Instruction | Locate the string "year" in the records below. Copy every line where it occurs.

Information shown |
_ _ _
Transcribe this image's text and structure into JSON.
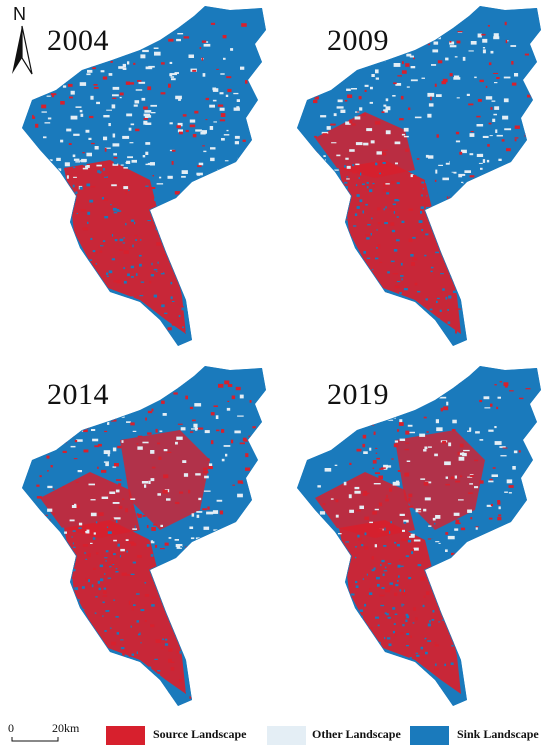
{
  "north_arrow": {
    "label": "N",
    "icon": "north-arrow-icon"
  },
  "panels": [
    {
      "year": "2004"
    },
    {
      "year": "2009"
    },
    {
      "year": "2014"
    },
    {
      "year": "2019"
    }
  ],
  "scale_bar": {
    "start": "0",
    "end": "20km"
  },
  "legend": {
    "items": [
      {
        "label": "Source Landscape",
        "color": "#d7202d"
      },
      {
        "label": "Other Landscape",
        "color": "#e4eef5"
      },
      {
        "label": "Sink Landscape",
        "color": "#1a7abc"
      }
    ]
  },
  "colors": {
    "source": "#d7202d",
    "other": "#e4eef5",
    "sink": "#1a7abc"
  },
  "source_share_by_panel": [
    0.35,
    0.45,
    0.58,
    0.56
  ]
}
_ _ _
Output of the task |
      "year": "2004"
      "year": "2009"
      "year": "2014"
      "year": "2019"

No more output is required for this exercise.